WHAT TO WORK ON:
Convert the lines starting with the line containing "photo-upload-area[interactable]: 选择需要上传的照片 <box>213" and going on through the line containing "sidebar-item-basic-info[interactable]: ♟ 个人基本信息维护" into a Markdown table with the columns Row and Text. Put a running row number in Row and the full line in Text, and leave out any blank lines.

** start DATA FOR PROCESSING **

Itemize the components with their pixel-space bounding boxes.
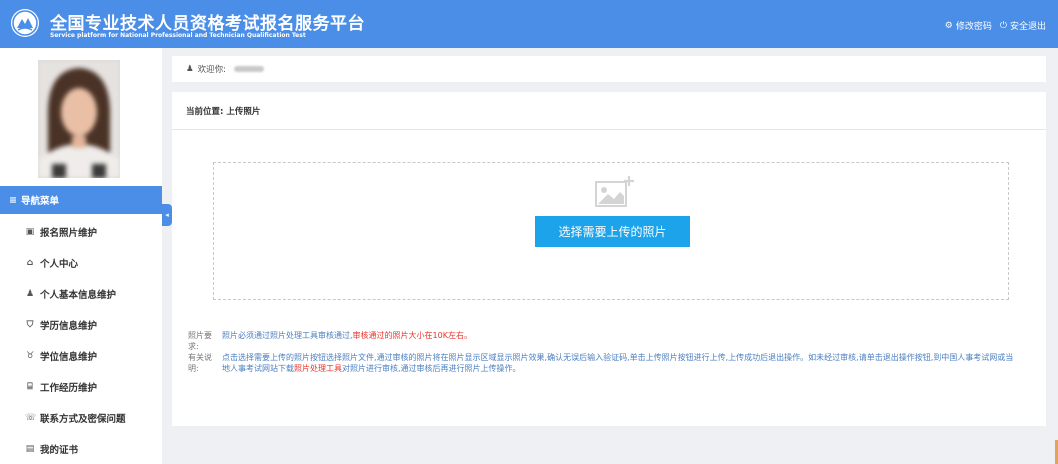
photo-upload-area[interactable]: 选择需要上传的照片 <box>213 162 1009 300</box>
sidebar-item-photo-maintenance[interactable]: ▣ 报名照片维护 <box>0 216 162 247</box>
requirements-highlight: 审核通过的照片大小在10K左右。 <box>352 331 472 340</box>
choose-photo-button[interactable]: 选择需要上传的照片 <box>535 216 690 247</box>
certificate-icon: ▤ <box>25 443 35 454</box>
sidebar-item-label: 我的证书 <box>40 444 79 456</box>
power-icon: ⏻ <box>999 20 1007 31</box>
chevron-left-icon: ◂ <box>165 211 169 219</box>
sidebar-item-contact-security[interactable]: ☏ 联系方式及密保问题 <box>0 402 162 433</box>
sidebar-item-basic-info[interactable]: ♟ 个人基本信息维护 <box>0 278 162 309</box>
menu-icon: ≡ <box>9 194 17 206</box>
sidebar-item-degree[interactable]: ♉ 学位信息维护 <box>0 340 162 371</box>
requirements-text: 照片必须通过照片处理工具审核通过,审核通过的照片大小在10K左右。 <box>222 330 1017 352</box>
phone-icon: ☏ <box>25 412 37 423</box>
sidebar-collapse-toggle[interactable]: ◂ <box>162 204 172 226</box>
welcome-bar: ♟ 欢迎你: <box>172 56 1046 82</box>
main-panel: 当前位置: 上传照片 选择需要上传的照片 照片要求: 照片必须通过照片处理工具审… <box>172 92 1046 426</box>
blurred-username <box>234 66 264 72</box>
platform-logo <box>11 9 39 37</box>
top-header: 全国专业技术人员资格考试报名服务平台 Service platform for … <box>0 0 1058 48</box>
requirements-label: 照片要求: <box>188 331 212 351</box>
image-icon: ▣ <box>25 226 35 237</box>
sidebar-item-personal-center[interactable]: ⌂ 个人中心 <box>0 247 162 278</box>
breadcrumb: 当前位置: 上传照片 <box>172 92 1046 130</box>
nav-menu-title: 导航菜单 <box>20 196 59 207</box>
platform-title: 全国专业技术人员资格考试报名服务平台 <box>50 14 365 34</box>
sidebar-item-label: 报名照片维护 <box>40 227 98 239</box>
sidebar-item-label: 个人基本信息维护 <box>40 289 117 301</box>
building-icon: ⌸ <box>27 381 33 392</box>
user-icon: ♟ <box>186 64 194 74</box>
sidebar-item-work-history[interactable]: ⌸ 工作经历维护 <box>0 371 162 402</box>
gear-icon: ⚙ <box>944 20 953 31</box>
avatar <box>38 60 120 178</box>
user-icon: ♟ <box>25 288 35 299</box>
requirements-body: 照片必须通过照片处理工具审核通过, <box>222 331 353 340</box>
sidebar-item-education[interactable]: ⛉ 学历信息维护 <box>0 309 162 340</box>
photo-tool-link[interactable]: 照片处理工具 <box>294 364 342 373</box>
change-password-link[interactable]: ⚙ 修改密码 <box>944 19 992 33</box>
sidebar-item-certificates[interactable]: ▤ 我的证书 <box>0 433 162 464</box>
instructions-label: 有关说明: <box>188 353 212 373</box>
home-icon: ⌂ <box>26 257 34 268</box>
logout-link[interactable]: ⏻ 安全退出 <box>999 19 1046 33</box>
add-image-icon <box>595 176 634 207</box>
upload-instructions: 有关说明: 点击选择需要上传的照片按钮选择照片文件,通过审核的照片将在照片显示区… <box>188 352 1017 374</box>
sidebar-item-label: 学位信息维护 <box>40 351 98 363</box>
instructions-body-end: 对照片进行审核,通过审核后再进行照片上传操作。 <box>342 364 521 373</box>
change-password-label: 修改密码 <box>955 22 992 32</box>
sidebar-item-label: 工作经历维护 <box>40 382 98 394</box>
graduation-cap-icon: ⛉ <box>26 319 34 330</box>
logout-label: 安全退出 <box>1009 22 1046 32</box>
nav-menu-header: ≡ 导航菜单 <box>0 186 162 214</box>
sidebar-item-label: 联系方式及密保问题 <box>40 413 126 425</box>
sidebar-item-label: 个人中心 <box>40 258 79 270</box>
welcome-label: 欢迎你: <box>197 65 226 75</box>
instructions-text: 点击选择需要上传的照片按钮选择照片文件,通过审核的照片将在照片显示区域显示照片效… <box>222 352 1017 374</box>
sidebar: ≡ 导航菜单 ▣ 报名照片维护 ⌂ 个人中心 ♟ 个人基本信息维护 ⛉ 学历信息… <box>0 48 162 464</box>
photo-requirements: 照片要求: 照片必须通过照片处理工具审核通过,审核通过的照片大小在10K左右。 <box>188 330 1017 352</box>
nav-list: ▣ 报名照片维护 ⌂ 个人中心 ♟ 个人基本信息维护 ⛉ 学历信息维护 ♉ 学位… <box>0 216 162 464</box>
degree-icon: ♉ <box>25 350 35 361</box>
upload-notes: 照片要求: 照片必须通过照片处理工具审核通过,审核通过的照片大小在10K左右。 … <box>188 330 1017 374</box>
sidebar-item-label: 学历信息维护 <box>40 320 98 332</box>
header-actions: ⚙ 修改密码 ⏻ 安全退出 <box>944 19 1046 33</box>
platform-subtitle: Service platform for National Profession… <box>50 32 306 39</box>
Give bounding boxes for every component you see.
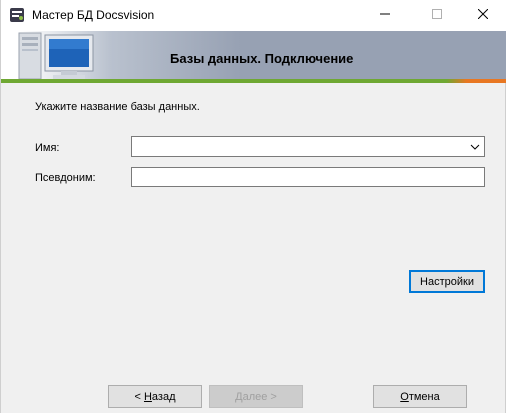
cancel-accel: О [400, 390, 409, 403]
alias-input[interactable] [131, 167, 485, 187]
wizard-window: Мастер БД Docsvision Базы данных. Подклю… [0, 0, 506, 413]
maximize-icon [432, 9, 442, 22]
back-prefix: < [134, 390, 144, 403]
cancel-button[interactable]: Отмена [373, 385, 467, 408]
next-rest: алее > [242, 390, 277, 403]
minimize-icon [380, 9, 390, 22]
database-wizard-icon [9, 7, 25, 23]
back-rest: азад [151, 390, 176, 403]
minimize-button[interactable] [362, 0, 408, 31]
close-button[interactable] [460, 0, 506, 31]
banner-divider [1, 79, 506, 83]
header-banner: Базы данных. Подключение [1, 31, 506, 80]
computer-monitor-icon [5, 31, 105, 80]
maximize-button[interactable] [414, 0, 460, 31]
settings-button-label: Настройки [420, 275, 474, 288]
chevron-down-icon[interactable] [470, 142, 480, 150]
alias-label: Псевдоним: [35, 172, 96, 184]
window-title: Мастер БД Docsvision [32, 8, 155, 22]
back-button[interactable]: < Назад [108, 385, 202, 408]
title-bar[interactable]: Мастер БД Docsvision [1, 0, 506, 31]
close-icon [477, 8, 489, 22]
settings-button[interactable]: Настройки [409, 270, 485, 293]
instruction-text: Укажите название базы данных. [35, 101, 200, 113]
name-label: Имя: [35, 142, 60, 154]
page-title: Базы данных. Подключение [170, 51, 354, 66]
next-button[interactable]: Далее > [209, 385, 303, 408]
cancel-rest: тмена [408, 390, 440, 403]
back-accel: Н [143, 390, 152, 403]
next-accel: Д [235, 390, 243, 403]
database-name-combobox[interactable] [131, 136, 485, 157]
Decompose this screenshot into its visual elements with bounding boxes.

** end DATA FOR PROCESSING **

SOLUTION FOR THIS TASK:
| Row | Text |
|---|---|
| 1 | photo-upload-area[interactable]: 选择需要上传的照片 <box>213 162 1009 300</box> |
| 2 | sidebar-item-photo-maintenance[interactable]: ▣ 报名照片维护 <box>0 216 162 247</box> |
| 3 | requirements-highlight: 审核通过的照片大小在10K左右。 <box>352 331 472 340</box> |
| 4 | choose-photo-button[interactable]: 选择需要上传的照片 <box>535 216 690 247</box> |
| 5 | certificate-icon: ▤ <box>25 443 35 454</box> |
| 6 | sidebar-item-label: 我的证书 <box>40 444 79 456</box> |
| 7 | power-icon: ⏻ <box>999 20 1007 31</box> |
| 8 | chevron-left-icon: ◂ <box>165 211 169 219</box> |
| 9 | sidebar-item-contact-security[interactable]: ☏ 联系方式及密保问题 <box>0 402 162 433</box> |
| 10 | sidebar-item-basic-info[interactable]: ♟ 个人基本信息维护 <box>0 278 162 309</box> |